> [PROBLEM TO SOLVE]:
Keep the pictures out of the copy and print all the entries below exactly.

> [EXERCISE DATA]:
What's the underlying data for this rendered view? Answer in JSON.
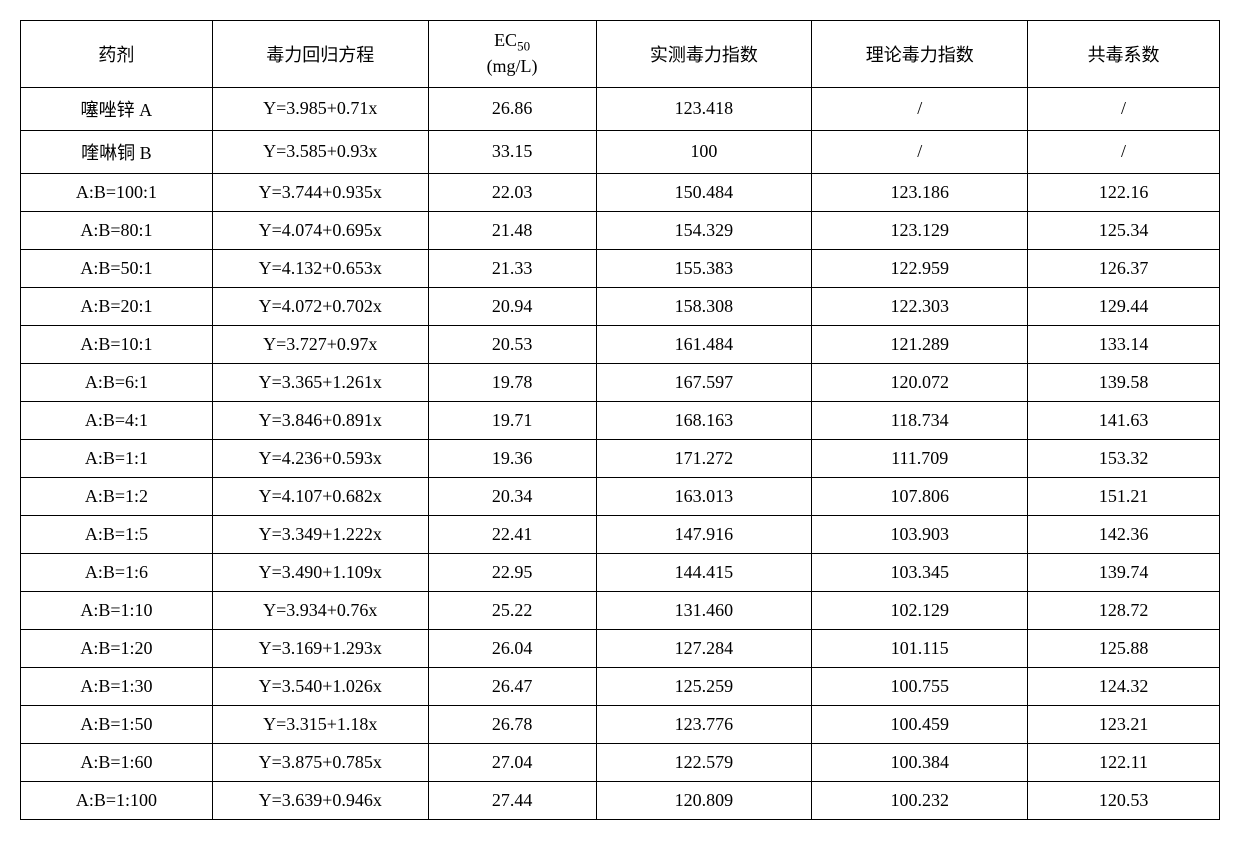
{
  "table": {
    "columns": [
      "药剂",
      "毒力回归方程",
      "EC",
      "实测毒力指数",
      "理论毒力指数",
      "共毒系数"
    ],
    "ec50_sub": "50",
    "ec50_unit": "(mg/L)",
    "rows": [
      [
        "噻唑锌 A",
        "Y=3.985+0.71x",
        "26.86",
        "123.418",
        "/",
        "/"
      ],
      [
        "喹啉铜 B",
        "Y=3.585+0.93x",
        "33.15",
        "100",
        "/",
        "/"
      ],
      [
        "A:B=100:1",
        "Y=3.744+0.935x",
        "22.03",
        "150.484",
        "123.186",
        "122.16"
      ],
      [
        "A:B=80:1",
        "Y=4.074+0.695x",
        "21.48",
        "154.329",
        "123.129",
        "125.34"
      ],
      [
        "A:B=50:1",
        "Y=4.132+0.653x",
        "21.33",
        "155.383",
        "122.959",
        "126.37"
      ],
      [
        "A:B=20:1",
        "Y=4.072+0.702x",
        "20.94",
        "158.308",
        "122.303",
        "129.44"
      ],
      [
        "A:B=10:1",
        "Y=3.727+0.97x",
        "20.53",
        "161.484",
        "121.289",
        "133.14"
      ],
      [
        "A:B=6:1",
        "Y=3.365+1.261x",
        "19.78",
        "167.597",
        "120.072",
        "139.58"
      ],
      [
        "A:B=4:1",
        "Y=3.846+0.891x",
        "19.71",
        "168.163",
        "118.734",
        "141.63"
      ],
      [
        "A:B=1:1",
        "Y=4.236+0.593x",
        "19.36",
        "171.272",
        "111.709",
        "153.32"
      ],
      [
        "A:B=1:2",
        "Y=4.107+0.682x",
        "20.34",
        "163.013",
        "107.806",
        "151.21"
      ],
      [
        "A:B=1:5",
        "Y=3.349+1.222x",
        "22.41",
        "147.916",
        "103.903",
        "142.36"
      ],
      [
        "A:B=1:6",
        "Y=3.490+1.109x",
        "22.95",
        "144.415",
        "103.345",
        "139.74"
      ],
      [
        "A:B=1:10",
        "Y=3.934+0.76x",
        "25.22",
        "131.460",
        "102.129",
        "128.72"
      ],
      [
        "A:B=1:20",
        "Y=3.169+1.293x",
        "26.04",
        "127.284",
        "101.115",
        "125.88"
      ],
      [
        "A:B=1:30",
        "Y=3.540+1.026x",
        "26.47",
        "125.259",
        "100.755",
        "124.32"
      ],
      [
        "A:B=1:50",
        "Y=3.315+1.18x",
        "26.78",
        "123.776",
        "100.459",
        "123.21"
      ],
      [
        "A:B=1:60",
        "Y=3.875+0.785x",
        "27.04",
        "122.579",
        "100.384",
        "122.11"
      ],
      [
        "A:B=1:100",
        "Y=3.639+0.946x",
        "27.44",
        "120.809",
        "100.232",
        "120.53"
      ]
    ],
    "border_color": "#000000",
    "background_color": "#ffffff",
    "text_color": "#000000",
    "font_size": 18,
    "font_family": "SimSun"
  }
}
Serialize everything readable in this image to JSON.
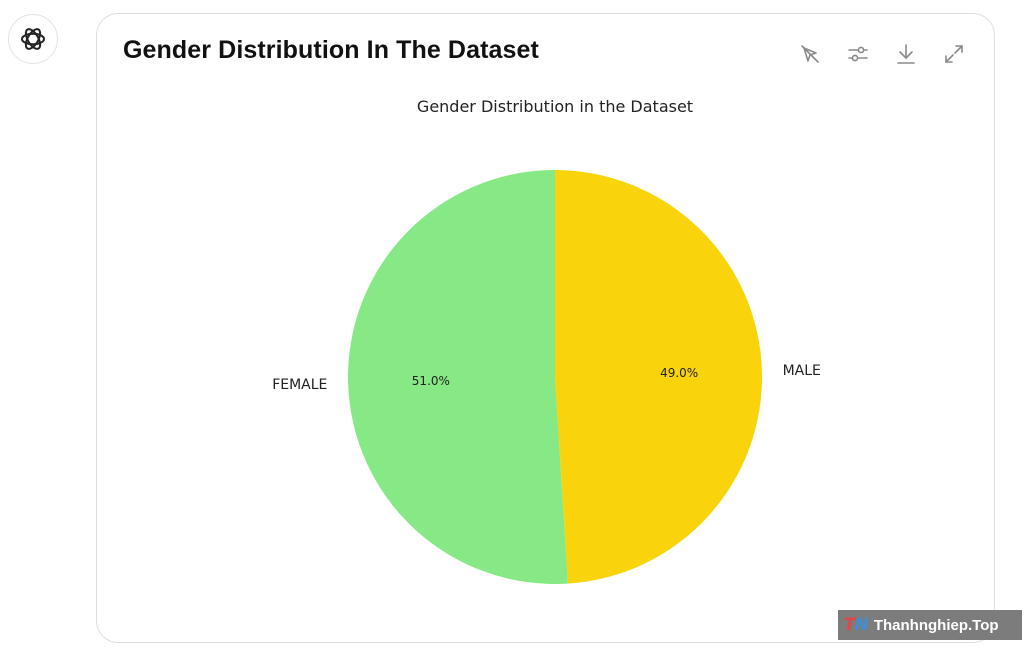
{
  "assistant": {
    "avatar_icon": "openai-logo-icon"
  },
  "card": {
    "title": "Gender Distribution In The Dataset",
    "toolbar": {
      "icons": [
        "interactive-off-icon",
        "settings-sliders-icon",
        "download-icon",
        "expand-icon"
      ]
    }
  },
  "chart_data": {
    "type": "pie",
    "title": "Gender Distribution in the Dataset",
    "categories": [
      "FEMALE",
      "MALE"
    ],
    "values": [
      51.0,
      49.0
    ],
    "value_labels": [
      "51.0%",
      "49.0%"
    ],
    "colors": [
      "#86e986",
      "#f9d30c"
    ],
    "start_angle": 90,
    "direction": "counterclockwise",
    "legend": "none"
  },
  "watermark": {
    "logo": "TN",
    "text": "Thanhnghiep.Top"
  }
}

> [OUTPUT]:
What's the underlying data for this rendered view? Answer in JSON.
{
  "table": {
    "columns": [
      "药剂",
      "毒力回归方程",
      "EC",
      "实测毒力指数",
      "理论毒力指数",
      "共毒系数"
    ],
    "ec50_sub": "50",
    "ec50_unit": "(mg/L)",
    "rows": [
      [
        "噻唑锌 A",
        "Y=3.985+0.71x",
        "26.86",
        "123.418",
        "/",
        "/"
      ],
      [
        "喹啉铜 B",
        "Y=3.585+0.93x",
        "33.15",
        "100",
        "/",
        "/"
      ],
      [
        "A:B=100:1",
        "Y=3.744+0.935x",
        "22.03",
        "150.484",
        "123.186",
        "122.16"
      ],
      [
        "A:B=80:1",
        "Y=4.074+0.695x",
        "21.48",
        "154.329",
        "123.129",
        "125.34"
      ],
      [
        "A:B=50:1",
        "Y=4.132+0.653x",
        "21.33",
        "155.383",
        "122.959",
        "126.37"
      ],
      [
        "A:B=20:1",
        "Y=4.072+0.702x",
        "20.94",
        "158.308",
        "122.303",
        "129.44"
      ],
      [
        "A:B=10:1",
        "Y=3.727+0.97x",
        "20.53",
        "161.484",
        "121.289",
        "133.14"
      ],
      [
        "A:B=6:1",
        "Y=3.365+1.261x",
        "19.78",
        "167.597",
        "120.072",
        "139.58"
      ],
      [
        "A:B=4:1",
        "Y=3.846+0.891x",
        "19.71",
        "168.163",
        "118.734",
        "141.63"
      ],
      [
        "A:B=1:1",
        "Y=4.236+0.593x",
        "19.36",
        "171.272",
        "111.709",
        "153.32"
      ],
      [
        "A:B=1:2",
        "Y=4.107+0.682x",
        "20.34",
        "163.013",
        "107.806",
        "151.21"
      ],
      [
        "A:B=1:5",
        "Y=3.349+1.222x",
        "22.41",
        "147.916",
        "103.903",
        "142.36"
      ],
      [
        "A:B=1:6",
        "Y=3.490+1.109x",
        "22.95",
        "144.415",
        "103.345",
        "139.74"
      ],
      [
        "A:B=1:10",
        "Y=3.934+0.76x",
        "25.22",
        "131.460",
        "102.129",
        "128.72"
      ],
      [
        "A:B=1:20",
        "Y=3.169+1.293x",
        "26.04",
        "127.284",
        "101.115",
        "125.88"
      ],
      [
        "A:B=1:30",
        "Y=3.540+1.026x",
        "26.47",
        "125.259",
        "100.755",
        "124.32"
      ],
      [
        "A:B=1:50",
        "Y=3.315+1.18x",
        "26.78",
        "123.776",
        "100.459",
        "123.21"
      ],
      [
        "A:B=1:60",
        "Y=3.875+0.785x",
        "27.04",
        "122.579",
        "100.384",
        "122.11"
      ],
      [
        "A:B=1:100",
        "Y=3.639+0.946x",
        "27.44",
        "120.809",
        "100.232",
        "120.53"
      ]
    ],
    "border_color": "#000000",
    "background_color": "#ffffff",
    "text_color": "#000000",
    "font_size": 18,
    "font_family": "SimSun"
  }
}
Serialize everything readable in this image to JSON.
{
  "assistant": {
    "avatar_icon": "openai-logo-icon"
  },
  "card": {
    "title": "Gender Distribution In The Dataset",
    "toolbar": {
      "icons": [
        "interactive-off-icon",
        "settings-sliders-icon",
        "download-icon",
        "expand-icon"
      ]
    }
  },
  "chart_data": {
    "type": "pie",
    "title": "Gender Distribution in the Dataset",
    "categories": [
      "FEMALE",
      "MALE"
    ],
    "values": [
      51.0,
      49.0
    ],
    "value_labels": [
      "51.0%",
      "49.0%"
    ],
    "colors": [
      "#86e986",
      "#f9d30c"
    ],
    "start_angle": 90,
    "direction": "counterclockwise",
    "legend": "none"
  },
  "watermark": {
    "logo": "TN",
    "text": "Thanhnghiep.Top"
  }
}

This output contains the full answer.